### Data to process
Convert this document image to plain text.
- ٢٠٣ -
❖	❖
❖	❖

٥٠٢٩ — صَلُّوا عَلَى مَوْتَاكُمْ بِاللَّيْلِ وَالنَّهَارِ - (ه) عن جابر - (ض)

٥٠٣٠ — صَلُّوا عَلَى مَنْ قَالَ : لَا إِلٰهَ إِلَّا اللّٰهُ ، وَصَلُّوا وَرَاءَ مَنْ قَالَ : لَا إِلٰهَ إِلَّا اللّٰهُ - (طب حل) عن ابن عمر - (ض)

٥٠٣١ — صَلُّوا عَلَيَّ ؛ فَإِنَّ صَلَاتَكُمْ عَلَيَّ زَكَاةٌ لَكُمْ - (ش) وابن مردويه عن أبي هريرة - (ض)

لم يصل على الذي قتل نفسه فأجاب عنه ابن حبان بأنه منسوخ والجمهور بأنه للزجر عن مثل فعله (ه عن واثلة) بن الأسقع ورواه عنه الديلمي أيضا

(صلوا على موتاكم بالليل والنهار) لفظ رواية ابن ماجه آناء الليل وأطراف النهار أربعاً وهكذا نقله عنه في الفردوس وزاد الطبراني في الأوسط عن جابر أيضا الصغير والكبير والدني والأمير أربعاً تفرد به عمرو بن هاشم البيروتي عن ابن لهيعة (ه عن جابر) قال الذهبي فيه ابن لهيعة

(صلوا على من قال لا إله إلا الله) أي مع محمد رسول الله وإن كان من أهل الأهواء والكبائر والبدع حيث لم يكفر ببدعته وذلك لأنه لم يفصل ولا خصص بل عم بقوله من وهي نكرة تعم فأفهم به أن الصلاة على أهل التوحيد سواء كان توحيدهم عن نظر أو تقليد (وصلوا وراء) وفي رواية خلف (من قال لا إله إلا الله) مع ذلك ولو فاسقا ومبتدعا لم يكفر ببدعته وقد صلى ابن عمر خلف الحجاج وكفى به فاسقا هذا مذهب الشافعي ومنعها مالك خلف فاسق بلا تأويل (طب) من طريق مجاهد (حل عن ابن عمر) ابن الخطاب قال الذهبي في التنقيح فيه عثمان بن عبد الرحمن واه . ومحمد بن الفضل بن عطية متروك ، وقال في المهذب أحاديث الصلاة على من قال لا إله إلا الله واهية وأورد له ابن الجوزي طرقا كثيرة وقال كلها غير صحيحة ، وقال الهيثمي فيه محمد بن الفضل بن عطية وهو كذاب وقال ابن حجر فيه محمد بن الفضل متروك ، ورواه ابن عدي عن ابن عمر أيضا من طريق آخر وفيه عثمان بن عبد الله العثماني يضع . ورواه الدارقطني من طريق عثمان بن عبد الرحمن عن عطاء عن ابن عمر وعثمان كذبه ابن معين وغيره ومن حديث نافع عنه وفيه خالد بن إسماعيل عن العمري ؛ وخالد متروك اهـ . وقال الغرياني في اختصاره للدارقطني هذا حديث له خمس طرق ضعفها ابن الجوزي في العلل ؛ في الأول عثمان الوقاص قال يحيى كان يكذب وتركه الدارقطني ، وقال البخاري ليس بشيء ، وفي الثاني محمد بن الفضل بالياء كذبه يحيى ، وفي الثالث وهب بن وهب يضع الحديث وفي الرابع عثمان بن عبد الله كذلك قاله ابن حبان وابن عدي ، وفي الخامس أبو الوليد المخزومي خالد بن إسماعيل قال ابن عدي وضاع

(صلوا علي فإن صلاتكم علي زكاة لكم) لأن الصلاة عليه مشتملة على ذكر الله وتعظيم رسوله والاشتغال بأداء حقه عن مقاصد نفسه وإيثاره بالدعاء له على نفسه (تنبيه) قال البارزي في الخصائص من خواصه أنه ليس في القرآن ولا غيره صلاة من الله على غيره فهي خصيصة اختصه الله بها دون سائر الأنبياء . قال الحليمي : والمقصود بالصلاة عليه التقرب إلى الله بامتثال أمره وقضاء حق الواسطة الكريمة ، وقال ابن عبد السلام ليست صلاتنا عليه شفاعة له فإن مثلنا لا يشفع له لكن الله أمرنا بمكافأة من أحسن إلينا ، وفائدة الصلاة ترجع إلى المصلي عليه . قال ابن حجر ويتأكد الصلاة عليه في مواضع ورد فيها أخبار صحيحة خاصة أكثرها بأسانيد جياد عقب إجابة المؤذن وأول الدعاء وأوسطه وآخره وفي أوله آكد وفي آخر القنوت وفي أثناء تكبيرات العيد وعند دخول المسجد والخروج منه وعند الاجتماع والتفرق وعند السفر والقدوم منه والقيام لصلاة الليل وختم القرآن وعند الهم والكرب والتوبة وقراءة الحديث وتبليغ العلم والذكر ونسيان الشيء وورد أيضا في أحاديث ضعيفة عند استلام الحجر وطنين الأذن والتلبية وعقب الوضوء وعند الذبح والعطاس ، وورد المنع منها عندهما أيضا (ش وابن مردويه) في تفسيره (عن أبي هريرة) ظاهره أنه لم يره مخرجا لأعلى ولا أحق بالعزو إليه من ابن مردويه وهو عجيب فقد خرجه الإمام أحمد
######
### Given exercise
Pick out the lines that have the word "جابر". Copy them all.

### Result of this exercise
٥٠٢٩ — صَلُّوا عَلَى مَوْتَاكُمْ بِاللَّيْلِ وَالنَّهَارِ - (ه) عن جابر - (ض)
(صلوا على موتاكم بالليل والنهار) لفظ رواية ابن ماجه آناء الليل وأطراف النهار أربعاً وهكذا نقله عنه في الفردوس وزاد الطبراني في الأوسط عن جابر أيضا الصغير والكبير والدني والأمير أربعاً تفرد به عمرو بن هاشم البيروتي عن ابن لهيعة (ه عن جابر) قال الذهبي فيه ابن لهيعة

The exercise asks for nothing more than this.